• Prompt
Only the number is wanted: how many lines contain the string "OCCIPITAL"?

************

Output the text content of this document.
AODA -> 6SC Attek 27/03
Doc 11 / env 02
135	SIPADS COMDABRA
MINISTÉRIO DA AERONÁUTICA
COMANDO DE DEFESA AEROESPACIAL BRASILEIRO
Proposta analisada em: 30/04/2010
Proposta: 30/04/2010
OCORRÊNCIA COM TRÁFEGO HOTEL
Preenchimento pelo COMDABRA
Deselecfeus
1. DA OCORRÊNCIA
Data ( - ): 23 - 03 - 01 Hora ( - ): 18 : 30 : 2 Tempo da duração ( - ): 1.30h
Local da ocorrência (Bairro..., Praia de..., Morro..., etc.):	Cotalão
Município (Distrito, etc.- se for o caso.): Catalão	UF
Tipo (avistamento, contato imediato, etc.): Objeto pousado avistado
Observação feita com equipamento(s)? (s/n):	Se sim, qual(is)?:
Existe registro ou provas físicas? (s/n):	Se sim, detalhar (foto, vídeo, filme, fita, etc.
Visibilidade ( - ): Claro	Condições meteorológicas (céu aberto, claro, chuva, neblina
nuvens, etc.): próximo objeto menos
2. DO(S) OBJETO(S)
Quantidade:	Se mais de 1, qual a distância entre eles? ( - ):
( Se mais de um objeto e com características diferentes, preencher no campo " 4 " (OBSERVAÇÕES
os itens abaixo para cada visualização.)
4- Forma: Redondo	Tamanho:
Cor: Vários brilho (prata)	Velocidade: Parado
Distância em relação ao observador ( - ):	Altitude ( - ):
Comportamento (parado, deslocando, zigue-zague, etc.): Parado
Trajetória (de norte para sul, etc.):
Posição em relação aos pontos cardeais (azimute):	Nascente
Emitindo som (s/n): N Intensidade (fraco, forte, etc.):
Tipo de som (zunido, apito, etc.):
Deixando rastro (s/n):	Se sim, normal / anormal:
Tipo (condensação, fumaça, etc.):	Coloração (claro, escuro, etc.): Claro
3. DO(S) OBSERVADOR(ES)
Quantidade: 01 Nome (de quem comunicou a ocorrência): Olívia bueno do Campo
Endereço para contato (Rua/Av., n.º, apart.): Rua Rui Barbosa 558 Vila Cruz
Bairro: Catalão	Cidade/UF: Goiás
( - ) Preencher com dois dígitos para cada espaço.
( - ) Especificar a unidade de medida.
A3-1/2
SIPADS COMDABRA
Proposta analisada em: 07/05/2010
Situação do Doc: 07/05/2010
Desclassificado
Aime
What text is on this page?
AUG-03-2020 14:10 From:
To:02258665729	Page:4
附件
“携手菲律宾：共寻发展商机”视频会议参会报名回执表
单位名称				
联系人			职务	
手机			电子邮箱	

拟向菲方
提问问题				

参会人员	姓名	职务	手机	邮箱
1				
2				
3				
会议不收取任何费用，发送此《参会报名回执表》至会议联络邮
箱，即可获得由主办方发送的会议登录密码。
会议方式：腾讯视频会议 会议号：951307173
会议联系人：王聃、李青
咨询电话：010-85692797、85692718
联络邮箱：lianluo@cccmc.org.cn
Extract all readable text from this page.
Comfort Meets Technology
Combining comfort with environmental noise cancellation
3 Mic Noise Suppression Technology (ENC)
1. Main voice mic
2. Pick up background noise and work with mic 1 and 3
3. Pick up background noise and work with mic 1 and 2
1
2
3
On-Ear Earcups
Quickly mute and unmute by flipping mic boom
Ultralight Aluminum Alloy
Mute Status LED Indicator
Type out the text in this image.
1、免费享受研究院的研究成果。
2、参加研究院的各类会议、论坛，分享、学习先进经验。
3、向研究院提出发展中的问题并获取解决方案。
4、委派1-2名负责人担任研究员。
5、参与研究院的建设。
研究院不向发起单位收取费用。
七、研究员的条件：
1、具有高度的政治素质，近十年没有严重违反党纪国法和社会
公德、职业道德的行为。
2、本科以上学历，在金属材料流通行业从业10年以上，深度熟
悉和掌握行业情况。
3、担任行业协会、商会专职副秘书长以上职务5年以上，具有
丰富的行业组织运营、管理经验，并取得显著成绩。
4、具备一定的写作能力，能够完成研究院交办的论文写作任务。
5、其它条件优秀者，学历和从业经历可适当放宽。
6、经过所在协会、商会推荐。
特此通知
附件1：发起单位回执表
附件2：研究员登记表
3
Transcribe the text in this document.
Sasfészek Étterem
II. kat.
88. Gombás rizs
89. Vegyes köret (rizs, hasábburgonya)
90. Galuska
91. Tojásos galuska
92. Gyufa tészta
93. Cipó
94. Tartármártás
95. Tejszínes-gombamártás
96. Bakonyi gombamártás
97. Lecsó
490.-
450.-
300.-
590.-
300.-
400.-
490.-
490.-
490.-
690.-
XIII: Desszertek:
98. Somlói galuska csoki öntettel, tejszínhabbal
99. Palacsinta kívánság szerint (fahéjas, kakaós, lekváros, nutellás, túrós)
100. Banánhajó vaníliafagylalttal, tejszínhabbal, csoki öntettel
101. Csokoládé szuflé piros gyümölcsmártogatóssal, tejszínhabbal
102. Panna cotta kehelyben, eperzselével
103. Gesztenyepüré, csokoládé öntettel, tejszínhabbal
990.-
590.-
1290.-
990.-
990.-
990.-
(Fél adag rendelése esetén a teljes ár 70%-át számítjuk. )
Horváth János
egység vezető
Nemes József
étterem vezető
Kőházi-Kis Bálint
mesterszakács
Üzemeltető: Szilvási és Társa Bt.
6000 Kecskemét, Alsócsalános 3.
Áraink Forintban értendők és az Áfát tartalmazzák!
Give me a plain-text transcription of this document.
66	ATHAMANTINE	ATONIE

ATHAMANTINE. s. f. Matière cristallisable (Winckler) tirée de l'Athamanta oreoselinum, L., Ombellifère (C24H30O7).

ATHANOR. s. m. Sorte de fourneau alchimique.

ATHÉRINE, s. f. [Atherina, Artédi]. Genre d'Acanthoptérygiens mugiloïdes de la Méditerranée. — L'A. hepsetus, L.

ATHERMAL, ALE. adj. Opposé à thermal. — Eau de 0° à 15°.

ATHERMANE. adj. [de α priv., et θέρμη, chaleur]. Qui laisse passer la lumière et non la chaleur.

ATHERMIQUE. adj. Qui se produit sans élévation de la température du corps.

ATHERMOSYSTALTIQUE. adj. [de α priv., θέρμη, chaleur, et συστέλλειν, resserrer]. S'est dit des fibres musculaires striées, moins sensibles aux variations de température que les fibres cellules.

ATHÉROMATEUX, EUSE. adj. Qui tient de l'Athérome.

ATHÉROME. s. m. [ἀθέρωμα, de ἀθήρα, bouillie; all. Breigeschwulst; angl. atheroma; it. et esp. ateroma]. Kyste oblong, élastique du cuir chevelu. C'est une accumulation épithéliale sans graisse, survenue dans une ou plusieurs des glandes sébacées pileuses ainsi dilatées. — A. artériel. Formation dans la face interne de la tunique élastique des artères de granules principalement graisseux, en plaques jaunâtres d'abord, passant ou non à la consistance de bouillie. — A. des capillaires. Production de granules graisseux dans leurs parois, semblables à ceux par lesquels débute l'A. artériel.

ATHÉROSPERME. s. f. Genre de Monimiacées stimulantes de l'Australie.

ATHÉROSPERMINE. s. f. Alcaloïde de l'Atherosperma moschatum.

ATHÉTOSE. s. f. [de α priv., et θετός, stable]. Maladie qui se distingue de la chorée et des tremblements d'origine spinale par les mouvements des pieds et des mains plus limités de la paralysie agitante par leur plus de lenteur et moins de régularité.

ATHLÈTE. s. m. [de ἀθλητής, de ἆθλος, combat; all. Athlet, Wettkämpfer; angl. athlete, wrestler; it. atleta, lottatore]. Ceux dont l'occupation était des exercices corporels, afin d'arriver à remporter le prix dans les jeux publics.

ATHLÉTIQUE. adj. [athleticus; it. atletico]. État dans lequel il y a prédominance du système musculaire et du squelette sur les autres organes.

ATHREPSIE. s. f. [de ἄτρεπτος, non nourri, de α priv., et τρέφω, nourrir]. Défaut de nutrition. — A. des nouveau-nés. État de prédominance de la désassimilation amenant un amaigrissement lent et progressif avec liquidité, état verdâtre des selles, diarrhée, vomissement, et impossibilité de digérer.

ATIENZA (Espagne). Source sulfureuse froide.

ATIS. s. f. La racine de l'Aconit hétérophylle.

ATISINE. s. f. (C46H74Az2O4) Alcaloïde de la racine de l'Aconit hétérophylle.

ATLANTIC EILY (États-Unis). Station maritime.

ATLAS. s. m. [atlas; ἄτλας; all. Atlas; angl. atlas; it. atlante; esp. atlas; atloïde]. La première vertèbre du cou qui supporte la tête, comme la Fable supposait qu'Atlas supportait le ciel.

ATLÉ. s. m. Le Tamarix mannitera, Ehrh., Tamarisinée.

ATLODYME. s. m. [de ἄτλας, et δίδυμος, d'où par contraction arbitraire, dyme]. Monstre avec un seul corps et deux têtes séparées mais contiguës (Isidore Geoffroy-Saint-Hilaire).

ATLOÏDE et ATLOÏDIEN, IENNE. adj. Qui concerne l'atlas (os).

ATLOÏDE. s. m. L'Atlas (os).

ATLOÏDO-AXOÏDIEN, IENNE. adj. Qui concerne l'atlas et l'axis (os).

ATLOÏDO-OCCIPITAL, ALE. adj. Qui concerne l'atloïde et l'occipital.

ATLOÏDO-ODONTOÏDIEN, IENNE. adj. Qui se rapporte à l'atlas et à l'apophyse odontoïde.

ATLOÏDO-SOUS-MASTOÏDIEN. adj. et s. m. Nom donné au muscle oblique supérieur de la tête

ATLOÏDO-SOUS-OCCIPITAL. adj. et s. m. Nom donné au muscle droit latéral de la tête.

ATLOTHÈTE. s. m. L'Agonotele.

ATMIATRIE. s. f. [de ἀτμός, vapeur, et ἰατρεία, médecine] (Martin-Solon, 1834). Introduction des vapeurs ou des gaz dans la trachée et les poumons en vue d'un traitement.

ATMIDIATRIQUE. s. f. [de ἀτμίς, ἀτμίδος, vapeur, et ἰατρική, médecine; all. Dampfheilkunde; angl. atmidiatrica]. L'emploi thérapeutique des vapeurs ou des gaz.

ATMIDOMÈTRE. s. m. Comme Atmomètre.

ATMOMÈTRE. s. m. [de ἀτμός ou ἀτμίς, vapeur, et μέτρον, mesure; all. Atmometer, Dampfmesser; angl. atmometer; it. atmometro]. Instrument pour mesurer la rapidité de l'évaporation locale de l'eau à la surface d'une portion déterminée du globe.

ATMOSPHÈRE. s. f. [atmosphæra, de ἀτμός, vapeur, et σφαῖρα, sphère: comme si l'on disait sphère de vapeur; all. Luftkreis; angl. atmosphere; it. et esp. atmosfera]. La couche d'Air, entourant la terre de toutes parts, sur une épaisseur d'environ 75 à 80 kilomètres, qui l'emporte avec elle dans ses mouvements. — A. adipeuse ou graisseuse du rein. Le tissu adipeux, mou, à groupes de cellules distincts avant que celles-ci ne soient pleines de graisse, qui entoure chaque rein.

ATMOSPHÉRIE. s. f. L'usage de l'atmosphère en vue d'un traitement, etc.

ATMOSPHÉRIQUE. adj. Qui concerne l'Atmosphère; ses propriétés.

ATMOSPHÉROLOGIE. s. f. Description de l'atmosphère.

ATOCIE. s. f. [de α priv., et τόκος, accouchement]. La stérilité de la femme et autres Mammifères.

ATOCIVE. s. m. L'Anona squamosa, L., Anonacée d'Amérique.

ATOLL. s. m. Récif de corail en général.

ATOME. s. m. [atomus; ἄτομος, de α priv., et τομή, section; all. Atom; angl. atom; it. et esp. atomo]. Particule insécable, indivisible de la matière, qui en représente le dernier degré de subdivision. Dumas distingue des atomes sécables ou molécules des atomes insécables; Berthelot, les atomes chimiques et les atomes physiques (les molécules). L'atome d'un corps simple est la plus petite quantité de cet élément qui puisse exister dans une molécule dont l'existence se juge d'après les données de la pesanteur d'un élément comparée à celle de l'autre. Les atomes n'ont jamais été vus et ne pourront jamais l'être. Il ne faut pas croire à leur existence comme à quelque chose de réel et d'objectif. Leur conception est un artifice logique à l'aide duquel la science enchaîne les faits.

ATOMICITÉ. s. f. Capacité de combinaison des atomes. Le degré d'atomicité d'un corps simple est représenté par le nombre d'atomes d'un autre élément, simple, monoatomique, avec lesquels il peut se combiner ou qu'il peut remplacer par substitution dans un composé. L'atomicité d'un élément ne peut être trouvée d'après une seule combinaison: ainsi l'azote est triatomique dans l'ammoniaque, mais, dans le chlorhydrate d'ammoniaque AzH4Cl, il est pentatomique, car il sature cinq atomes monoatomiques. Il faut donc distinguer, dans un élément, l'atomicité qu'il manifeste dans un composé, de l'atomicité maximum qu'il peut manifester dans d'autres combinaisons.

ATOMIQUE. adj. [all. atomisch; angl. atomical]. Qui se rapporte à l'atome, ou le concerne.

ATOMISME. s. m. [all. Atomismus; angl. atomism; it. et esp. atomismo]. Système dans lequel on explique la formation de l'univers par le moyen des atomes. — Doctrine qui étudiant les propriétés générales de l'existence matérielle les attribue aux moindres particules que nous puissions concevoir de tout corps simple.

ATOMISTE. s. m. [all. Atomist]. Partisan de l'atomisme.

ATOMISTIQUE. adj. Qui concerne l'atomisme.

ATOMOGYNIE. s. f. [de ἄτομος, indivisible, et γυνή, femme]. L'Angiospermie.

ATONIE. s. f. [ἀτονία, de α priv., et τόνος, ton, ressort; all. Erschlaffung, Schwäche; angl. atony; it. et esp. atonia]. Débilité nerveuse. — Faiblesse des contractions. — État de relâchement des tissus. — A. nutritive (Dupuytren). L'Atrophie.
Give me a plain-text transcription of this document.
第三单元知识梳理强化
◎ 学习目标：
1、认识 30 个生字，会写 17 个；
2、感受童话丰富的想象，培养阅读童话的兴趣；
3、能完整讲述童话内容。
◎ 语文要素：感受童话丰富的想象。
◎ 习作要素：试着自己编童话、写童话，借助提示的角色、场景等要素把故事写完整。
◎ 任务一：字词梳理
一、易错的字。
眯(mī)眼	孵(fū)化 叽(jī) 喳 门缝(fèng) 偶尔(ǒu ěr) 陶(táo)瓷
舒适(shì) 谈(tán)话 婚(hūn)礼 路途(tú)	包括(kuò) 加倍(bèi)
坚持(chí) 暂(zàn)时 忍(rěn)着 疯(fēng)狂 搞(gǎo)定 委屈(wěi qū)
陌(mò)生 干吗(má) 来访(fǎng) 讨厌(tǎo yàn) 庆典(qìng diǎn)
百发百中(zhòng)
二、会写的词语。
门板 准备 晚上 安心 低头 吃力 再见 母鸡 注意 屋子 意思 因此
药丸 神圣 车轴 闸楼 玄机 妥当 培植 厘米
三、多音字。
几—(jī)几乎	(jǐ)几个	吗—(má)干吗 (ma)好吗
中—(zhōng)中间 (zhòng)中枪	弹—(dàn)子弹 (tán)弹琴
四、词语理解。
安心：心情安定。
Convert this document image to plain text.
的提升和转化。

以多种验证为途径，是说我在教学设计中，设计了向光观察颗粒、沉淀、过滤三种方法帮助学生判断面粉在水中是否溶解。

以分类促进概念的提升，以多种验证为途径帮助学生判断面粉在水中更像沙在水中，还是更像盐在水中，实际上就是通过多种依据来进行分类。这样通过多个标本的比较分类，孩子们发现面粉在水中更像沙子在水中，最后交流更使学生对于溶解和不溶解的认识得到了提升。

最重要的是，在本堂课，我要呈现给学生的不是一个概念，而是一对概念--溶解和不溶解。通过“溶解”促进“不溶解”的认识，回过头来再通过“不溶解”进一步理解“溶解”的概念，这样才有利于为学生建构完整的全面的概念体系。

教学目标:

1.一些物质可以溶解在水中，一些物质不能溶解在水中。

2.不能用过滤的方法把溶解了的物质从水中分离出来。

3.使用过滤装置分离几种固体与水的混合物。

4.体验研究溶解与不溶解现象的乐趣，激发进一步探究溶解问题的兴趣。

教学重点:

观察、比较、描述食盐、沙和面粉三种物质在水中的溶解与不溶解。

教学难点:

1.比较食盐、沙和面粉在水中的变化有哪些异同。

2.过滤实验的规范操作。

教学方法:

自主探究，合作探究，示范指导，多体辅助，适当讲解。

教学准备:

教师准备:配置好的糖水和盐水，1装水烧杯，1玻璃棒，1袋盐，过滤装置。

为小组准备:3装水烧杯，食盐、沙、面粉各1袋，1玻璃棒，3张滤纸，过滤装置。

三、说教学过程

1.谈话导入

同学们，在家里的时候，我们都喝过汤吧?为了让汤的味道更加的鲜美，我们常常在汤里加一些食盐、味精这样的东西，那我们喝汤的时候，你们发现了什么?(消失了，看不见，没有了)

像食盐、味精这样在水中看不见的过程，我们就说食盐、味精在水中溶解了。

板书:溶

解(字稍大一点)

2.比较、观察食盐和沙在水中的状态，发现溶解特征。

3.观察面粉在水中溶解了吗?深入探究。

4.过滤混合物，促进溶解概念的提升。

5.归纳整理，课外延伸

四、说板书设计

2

************

• Result of this task
2